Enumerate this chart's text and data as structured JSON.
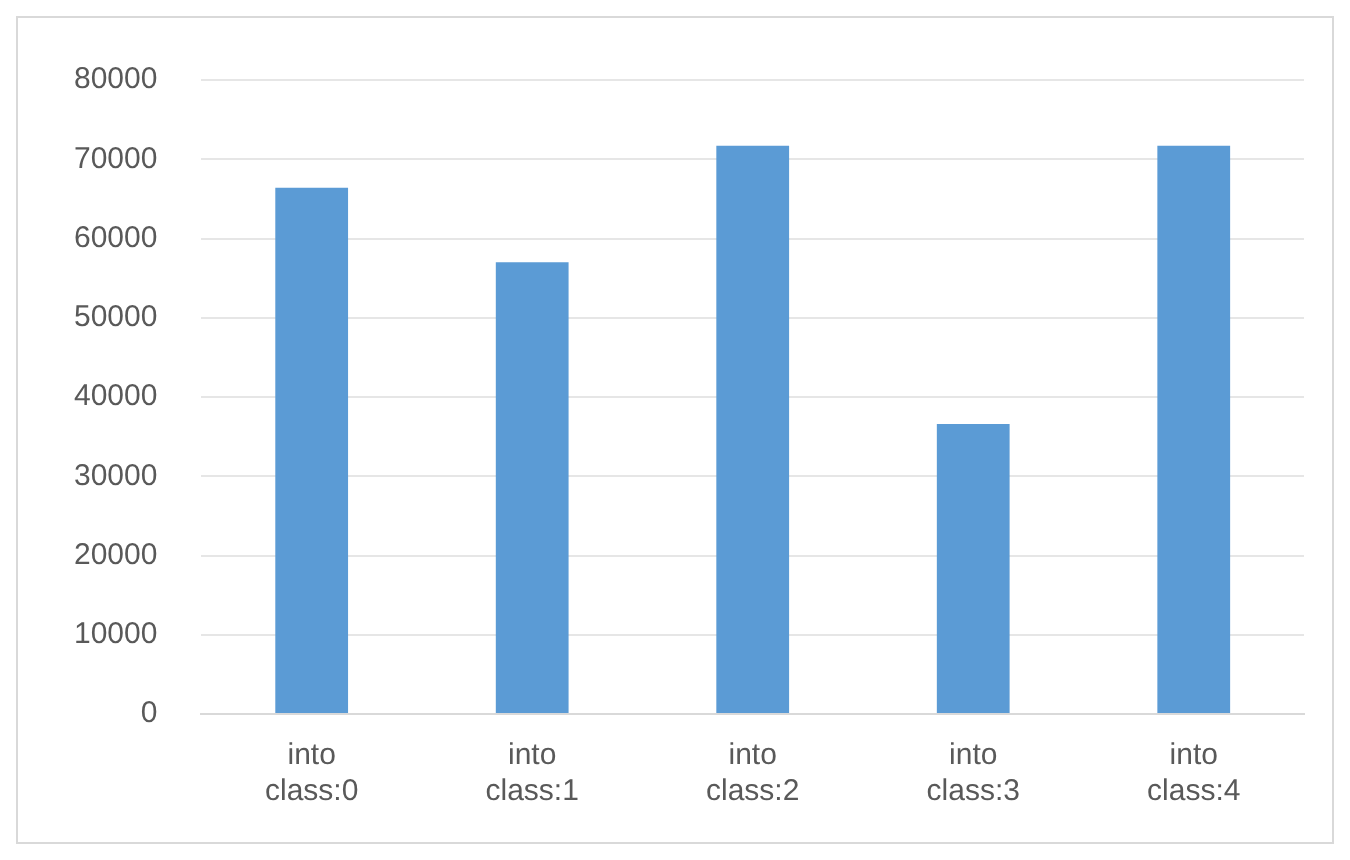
{
  "chart_data": {
    "type": "bar",
    "categories": [
      "into class:0",
      "into class:1",
      "into class:2",
      "into class:3",
      "into class:4"
    ],
    "values": [
      66400,
      57000,
      71700,
      36600,
      71700
    ],
    "color": "#5b9bd5",
    "ylim": [
      0,
      80000
    ],
    "yticks": [
      0,
      10000,
      20000,
      30000,
      40000,
      50000,
      60000,
      70000,
      80000
    ],
    "grid": "y"
  }
}
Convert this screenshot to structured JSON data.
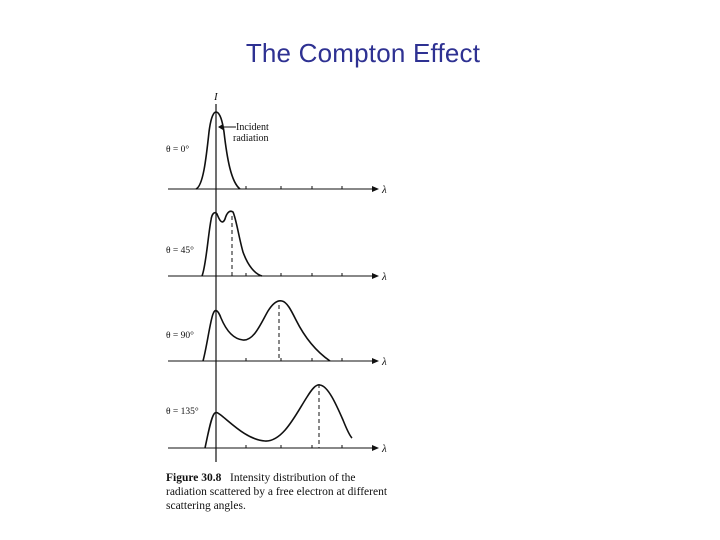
{
  "slide": {
    "title": "The Compton Effect"
  },
  "figure": {
    "y_axis_label": "I",
    "x_axis_label": "λ",
    "peak_annotation": [
      "Incident",
      "radiation"
    ],
    "panels": [
      {
        "angle_label": "θ = 0°"
      },
      {
        "angle_label": "θ = 45°"
      },
      {
        "angle_label": "θ = 90°"
      },
      {
        "angle_label": "θ = 135°"
      }
    ],
    "caption": {
      "number": "Figure 30.8",
      "text": "Intensity distribution of the radiation scattered by a free electron at different scattering angles."
    }
  }
}
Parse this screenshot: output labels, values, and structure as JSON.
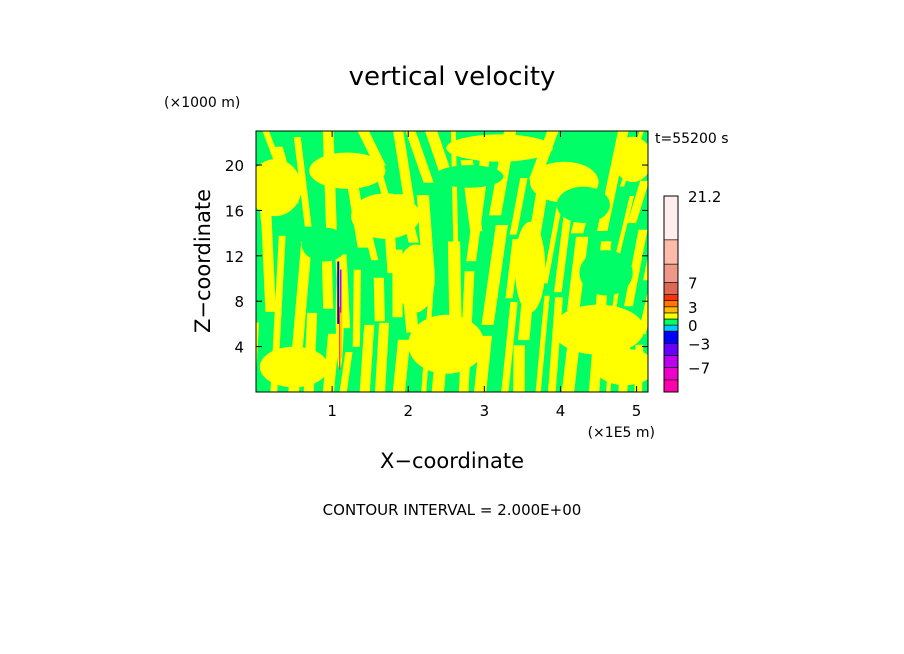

Problem statement:
Are you able to set down all the lines above exactly, without any pictures?

The response:
Enumerate this chart's text and data as structured JSON.
{
  "chart_data": {
    "type": "bar",
    "categories": [
      "into class:0",
      "into class:1",
      "into class:2",
      "into class:3",
      "into class:4"
    ],
    "values": [
      66400,
      57000,
      71700,
      36600,
      71700
    ],
    "color": "#5b9bd5",
    "ylim": [
      0,
      80000
    ],
    "yticks": [
      0,
      10000,
      20000,
      30000,
      40000,
      50000,
      60000,
      70000,
      80000
    ],
    "grid": "y"
  }
}
Convert this screenshot to structured JSON data.
{
  "slide": {
    "title": "The Compton Effect"
  },
  "figure": {
    "y_axis_label": "I",
    "x_axis_label": "λ",
    "peak_annotation": [
      "Incident",
      "radiation"
    ],
    "panels": [
      {
        "angle_label": "θ = 0°"
      },
      {
        "angle_label": "θ = 45°"
      },
      {
        "angle_label": "θ = 90°"
      },
      {
        "angle_label": "θ = 135°"
      }
    ],
    "caption": {
      "number": "Figure 30.8",
      "text": "Intensity distribution of the radiation scattered by a free electron at different scattering angles."
    }
  }
}
Parse this screenshot: output labels, values, and structure as JSON.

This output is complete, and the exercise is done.